Start of Data
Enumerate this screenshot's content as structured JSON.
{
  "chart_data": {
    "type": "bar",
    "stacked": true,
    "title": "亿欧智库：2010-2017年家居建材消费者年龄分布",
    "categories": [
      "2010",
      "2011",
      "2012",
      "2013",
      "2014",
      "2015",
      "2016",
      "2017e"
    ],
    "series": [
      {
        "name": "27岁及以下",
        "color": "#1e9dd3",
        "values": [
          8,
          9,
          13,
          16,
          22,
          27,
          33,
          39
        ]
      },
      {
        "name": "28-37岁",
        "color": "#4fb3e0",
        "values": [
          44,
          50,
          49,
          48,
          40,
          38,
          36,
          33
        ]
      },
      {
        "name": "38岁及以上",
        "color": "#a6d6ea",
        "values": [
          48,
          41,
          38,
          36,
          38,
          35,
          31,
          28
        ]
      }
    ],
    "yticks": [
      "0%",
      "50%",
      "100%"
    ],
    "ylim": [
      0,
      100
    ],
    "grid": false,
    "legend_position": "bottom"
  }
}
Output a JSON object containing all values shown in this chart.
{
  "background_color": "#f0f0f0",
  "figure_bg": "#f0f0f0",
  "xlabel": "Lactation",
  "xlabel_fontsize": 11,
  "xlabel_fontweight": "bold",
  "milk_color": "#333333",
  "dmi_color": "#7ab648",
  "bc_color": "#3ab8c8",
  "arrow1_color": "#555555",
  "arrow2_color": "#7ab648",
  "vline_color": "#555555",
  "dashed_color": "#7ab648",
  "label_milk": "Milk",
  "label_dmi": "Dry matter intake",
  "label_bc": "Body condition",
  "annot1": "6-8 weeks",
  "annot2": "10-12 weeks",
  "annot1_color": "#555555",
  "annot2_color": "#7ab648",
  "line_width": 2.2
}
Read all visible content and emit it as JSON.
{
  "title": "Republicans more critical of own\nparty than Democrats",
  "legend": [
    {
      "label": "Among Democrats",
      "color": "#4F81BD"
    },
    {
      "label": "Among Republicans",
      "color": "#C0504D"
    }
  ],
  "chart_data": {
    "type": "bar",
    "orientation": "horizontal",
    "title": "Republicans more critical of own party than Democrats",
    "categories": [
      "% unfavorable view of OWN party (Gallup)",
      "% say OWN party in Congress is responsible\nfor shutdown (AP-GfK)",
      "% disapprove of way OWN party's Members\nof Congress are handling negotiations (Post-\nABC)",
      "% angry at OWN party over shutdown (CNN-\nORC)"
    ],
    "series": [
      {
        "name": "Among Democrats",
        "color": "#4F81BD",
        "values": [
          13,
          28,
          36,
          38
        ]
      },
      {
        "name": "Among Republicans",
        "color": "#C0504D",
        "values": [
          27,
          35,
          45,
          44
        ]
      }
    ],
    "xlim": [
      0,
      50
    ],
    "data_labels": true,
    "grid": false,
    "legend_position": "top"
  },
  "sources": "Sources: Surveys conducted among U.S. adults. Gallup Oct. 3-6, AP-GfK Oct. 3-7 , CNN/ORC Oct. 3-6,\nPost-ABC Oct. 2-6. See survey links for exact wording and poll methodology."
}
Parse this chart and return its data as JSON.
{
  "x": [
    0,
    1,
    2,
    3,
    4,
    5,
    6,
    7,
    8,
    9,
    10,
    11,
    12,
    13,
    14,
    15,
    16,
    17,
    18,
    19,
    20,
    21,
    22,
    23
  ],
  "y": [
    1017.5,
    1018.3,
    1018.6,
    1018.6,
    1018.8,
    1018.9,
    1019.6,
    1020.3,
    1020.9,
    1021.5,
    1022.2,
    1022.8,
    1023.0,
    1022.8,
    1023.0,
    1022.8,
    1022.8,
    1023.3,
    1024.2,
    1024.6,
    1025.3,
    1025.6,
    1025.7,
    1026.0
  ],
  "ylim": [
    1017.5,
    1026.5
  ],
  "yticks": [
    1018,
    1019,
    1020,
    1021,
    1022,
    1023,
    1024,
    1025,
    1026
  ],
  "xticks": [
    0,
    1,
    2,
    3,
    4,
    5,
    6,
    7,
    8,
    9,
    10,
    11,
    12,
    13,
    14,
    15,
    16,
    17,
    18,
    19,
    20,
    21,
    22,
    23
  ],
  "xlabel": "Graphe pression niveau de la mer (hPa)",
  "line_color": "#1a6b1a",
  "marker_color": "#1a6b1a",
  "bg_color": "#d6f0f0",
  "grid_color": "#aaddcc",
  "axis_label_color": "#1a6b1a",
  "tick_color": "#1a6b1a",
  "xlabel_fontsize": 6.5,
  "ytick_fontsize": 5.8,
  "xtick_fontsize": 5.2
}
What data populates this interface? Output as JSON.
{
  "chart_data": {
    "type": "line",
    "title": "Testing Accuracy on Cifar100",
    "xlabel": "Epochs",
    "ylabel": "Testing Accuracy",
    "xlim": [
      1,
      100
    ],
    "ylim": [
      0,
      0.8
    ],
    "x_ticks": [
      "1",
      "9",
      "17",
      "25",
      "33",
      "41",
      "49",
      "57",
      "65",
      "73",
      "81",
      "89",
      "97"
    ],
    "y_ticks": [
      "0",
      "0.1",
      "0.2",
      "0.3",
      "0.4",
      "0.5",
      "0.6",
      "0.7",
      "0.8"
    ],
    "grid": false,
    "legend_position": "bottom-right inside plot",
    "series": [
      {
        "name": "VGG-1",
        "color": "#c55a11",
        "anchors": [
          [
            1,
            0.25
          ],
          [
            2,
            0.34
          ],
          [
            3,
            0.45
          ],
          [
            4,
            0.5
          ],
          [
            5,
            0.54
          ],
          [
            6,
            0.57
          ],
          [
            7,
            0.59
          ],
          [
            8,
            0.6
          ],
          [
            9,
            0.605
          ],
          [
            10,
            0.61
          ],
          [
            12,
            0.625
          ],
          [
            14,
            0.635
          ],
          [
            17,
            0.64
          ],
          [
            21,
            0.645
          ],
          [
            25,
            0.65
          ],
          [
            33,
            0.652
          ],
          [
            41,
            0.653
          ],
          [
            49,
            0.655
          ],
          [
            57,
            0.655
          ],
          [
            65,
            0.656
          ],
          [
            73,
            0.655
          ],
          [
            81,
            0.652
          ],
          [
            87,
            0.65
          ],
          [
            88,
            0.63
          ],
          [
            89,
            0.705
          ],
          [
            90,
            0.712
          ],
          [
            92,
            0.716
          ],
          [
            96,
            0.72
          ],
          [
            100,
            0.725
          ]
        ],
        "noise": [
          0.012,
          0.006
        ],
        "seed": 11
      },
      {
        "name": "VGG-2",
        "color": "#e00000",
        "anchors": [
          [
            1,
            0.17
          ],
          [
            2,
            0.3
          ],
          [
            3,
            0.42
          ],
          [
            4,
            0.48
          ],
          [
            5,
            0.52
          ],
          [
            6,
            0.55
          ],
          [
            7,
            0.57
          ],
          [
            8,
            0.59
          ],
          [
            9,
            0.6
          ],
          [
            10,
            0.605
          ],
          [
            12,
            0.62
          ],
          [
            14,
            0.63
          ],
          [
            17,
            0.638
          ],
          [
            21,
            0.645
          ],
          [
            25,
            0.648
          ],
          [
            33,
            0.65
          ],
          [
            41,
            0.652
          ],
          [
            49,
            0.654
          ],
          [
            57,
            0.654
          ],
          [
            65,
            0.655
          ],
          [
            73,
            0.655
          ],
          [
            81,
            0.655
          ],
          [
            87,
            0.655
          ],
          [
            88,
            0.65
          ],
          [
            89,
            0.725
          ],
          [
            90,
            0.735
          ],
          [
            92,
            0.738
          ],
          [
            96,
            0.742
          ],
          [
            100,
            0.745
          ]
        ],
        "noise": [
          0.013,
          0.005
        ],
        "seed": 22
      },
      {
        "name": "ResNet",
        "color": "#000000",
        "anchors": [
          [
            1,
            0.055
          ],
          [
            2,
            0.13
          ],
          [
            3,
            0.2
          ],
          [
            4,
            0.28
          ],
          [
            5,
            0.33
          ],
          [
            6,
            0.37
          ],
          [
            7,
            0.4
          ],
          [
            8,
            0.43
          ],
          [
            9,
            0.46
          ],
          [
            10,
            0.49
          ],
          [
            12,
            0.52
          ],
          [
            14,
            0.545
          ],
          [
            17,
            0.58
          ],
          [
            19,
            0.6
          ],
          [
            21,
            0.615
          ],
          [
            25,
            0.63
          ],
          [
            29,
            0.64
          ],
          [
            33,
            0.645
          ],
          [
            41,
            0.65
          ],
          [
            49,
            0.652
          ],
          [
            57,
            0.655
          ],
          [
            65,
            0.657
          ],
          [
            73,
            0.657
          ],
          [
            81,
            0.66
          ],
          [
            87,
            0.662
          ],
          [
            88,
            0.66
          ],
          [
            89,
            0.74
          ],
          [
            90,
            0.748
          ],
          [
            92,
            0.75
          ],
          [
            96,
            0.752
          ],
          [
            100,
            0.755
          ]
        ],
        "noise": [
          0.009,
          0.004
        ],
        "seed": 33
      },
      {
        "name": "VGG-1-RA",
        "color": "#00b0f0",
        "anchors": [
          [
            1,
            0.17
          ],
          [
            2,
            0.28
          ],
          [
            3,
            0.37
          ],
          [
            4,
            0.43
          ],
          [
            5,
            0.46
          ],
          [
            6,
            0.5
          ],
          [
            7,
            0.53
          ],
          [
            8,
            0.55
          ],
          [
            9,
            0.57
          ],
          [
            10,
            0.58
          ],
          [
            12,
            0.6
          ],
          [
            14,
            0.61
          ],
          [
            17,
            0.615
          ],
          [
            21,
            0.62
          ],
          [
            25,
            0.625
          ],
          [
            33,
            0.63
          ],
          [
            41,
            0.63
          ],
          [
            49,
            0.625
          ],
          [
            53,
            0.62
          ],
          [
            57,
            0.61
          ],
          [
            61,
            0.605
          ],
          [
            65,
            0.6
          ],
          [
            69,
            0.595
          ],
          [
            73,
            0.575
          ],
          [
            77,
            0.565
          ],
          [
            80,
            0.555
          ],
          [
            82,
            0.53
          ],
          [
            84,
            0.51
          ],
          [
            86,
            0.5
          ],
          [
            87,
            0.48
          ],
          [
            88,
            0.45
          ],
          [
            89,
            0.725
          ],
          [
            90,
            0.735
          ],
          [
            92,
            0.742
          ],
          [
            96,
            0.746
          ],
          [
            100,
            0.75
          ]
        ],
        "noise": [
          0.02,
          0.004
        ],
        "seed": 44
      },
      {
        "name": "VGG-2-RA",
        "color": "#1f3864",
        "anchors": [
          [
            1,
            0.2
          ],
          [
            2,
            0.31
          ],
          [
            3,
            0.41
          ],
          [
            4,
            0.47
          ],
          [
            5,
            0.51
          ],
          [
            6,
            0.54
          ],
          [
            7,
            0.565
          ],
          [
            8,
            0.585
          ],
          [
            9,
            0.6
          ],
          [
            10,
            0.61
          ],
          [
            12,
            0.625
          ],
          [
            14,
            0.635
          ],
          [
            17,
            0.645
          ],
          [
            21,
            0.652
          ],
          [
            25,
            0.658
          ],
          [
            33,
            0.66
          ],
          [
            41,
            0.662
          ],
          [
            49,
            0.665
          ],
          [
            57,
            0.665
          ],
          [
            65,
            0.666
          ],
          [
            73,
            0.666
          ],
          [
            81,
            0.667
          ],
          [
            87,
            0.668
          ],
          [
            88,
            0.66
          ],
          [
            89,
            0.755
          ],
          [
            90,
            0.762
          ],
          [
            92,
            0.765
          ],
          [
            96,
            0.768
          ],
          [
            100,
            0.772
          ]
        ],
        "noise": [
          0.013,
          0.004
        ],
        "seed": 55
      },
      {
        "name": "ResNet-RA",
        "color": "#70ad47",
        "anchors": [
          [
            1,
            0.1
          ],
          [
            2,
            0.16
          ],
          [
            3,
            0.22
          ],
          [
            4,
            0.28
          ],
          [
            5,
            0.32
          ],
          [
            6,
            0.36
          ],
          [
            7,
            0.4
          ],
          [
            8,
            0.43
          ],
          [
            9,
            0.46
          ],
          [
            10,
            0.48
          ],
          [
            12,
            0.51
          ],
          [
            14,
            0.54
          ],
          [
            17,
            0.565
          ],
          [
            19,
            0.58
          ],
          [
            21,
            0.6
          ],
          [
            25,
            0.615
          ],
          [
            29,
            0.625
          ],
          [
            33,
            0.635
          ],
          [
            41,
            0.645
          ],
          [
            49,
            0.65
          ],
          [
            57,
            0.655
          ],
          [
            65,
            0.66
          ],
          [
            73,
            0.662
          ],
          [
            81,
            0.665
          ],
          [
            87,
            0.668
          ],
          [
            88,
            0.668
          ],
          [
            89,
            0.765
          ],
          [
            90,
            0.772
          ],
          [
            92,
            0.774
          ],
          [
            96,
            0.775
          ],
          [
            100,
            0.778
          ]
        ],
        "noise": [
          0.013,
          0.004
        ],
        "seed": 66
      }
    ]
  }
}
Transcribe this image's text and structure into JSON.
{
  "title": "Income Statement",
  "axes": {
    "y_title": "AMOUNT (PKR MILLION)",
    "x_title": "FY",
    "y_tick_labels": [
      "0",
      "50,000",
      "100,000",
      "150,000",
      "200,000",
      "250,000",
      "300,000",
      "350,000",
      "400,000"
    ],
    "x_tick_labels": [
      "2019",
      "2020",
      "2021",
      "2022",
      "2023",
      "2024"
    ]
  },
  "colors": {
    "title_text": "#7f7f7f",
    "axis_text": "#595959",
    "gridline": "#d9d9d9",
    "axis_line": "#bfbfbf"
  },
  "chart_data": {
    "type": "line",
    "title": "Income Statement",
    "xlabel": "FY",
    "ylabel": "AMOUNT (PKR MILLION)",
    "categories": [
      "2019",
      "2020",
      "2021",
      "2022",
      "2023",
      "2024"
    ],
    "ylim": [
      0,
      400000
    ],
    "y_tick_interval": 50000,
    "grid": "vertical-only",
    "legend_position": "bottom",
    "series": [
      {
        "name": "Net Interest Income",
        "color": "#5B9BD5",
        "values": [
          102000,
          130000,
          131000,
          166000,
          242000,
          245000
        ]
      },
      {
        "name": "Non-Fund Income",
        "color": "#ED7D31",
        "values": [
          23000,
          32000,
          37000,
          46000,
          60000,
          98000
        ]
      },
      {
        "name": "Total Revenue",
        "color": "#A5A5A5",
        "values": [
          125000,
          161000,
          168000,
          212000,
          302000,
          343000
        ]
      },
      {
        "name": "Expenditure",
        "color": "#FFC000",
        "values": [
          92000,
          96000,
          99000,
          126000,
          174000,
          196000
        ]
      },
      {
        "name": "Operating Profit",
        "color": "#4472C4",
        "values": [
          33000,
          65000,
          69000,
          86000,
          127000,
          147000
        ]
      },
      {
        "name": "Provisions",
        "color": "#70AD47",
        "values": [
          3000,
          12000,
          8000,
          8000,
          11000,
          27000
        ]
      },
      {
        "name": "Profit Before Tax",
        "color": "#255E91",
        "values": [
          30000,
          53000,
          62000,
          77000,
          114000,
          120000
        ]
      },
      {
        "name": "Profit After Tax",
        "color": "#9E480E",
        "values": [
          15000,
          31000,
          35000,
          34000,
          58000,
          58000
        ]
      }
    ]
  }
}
End of Data
# Task instructions
Pick out each line in the material containing "Income".

# Task response
  "title": "Income Statement",
    "title": "Income Statement",
        "name": "Net Interest Income",
        "name": "Non-Fund Income",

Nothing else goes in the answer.